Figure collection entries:

____

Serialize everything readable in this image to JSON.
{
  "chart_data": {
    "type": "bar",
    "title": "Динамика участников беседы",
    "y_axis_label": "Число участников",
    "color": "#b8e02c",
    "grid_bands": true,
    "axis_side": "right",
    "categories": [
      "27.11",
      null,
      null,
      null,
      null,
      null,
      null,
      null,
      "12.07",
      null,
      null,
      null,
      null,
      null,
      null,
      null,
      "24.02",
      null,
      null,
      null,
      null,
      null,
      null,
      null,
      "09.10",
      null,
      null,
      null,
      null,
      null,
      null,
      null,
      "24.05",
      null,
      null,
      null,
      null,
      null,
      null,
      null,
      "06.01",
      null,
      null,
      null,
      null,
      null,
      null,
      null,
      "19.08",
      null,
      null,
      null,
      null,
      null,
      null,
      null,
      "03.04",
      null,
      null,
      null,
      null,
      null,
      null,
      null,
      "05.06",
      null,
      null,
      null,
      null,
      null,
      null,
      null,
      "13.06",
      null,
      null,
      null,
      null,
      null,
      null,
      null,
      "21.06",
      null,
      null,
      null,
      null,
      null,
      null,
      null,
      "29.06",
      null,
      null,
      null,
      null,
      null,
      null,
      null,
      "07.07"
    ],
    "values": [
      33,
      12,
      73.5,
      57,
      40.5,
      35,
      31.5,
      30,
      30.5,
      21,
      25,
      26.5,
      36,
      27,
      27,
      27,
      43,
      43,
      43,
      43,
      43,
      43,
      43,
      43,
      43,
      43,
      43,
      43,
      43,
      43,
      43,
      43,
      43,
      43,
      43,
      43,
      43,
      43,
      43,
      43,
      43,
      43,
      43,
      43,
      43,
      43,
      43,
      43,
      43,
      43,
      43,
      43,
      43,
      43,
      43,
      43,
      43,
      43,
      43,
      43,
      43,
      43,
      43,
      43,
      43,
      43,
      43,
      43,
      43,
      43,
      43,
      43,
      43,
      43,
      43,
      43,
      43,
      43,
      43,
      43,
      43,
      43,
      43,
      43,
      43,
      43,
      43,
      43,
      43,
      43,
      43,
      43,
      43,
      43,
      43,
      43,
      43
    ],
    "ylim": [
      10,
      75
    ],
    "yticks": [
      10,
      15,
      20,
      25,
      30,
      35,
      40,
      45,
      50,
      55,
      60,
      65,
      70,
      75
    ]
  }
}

____

• **Aim of the exercise**:
Where a line in the entries holds "участников", copy that line.

• **Answer to the problem**:
    "title": "Динамика участников беседы",
    "y_axis_label": "Число участников",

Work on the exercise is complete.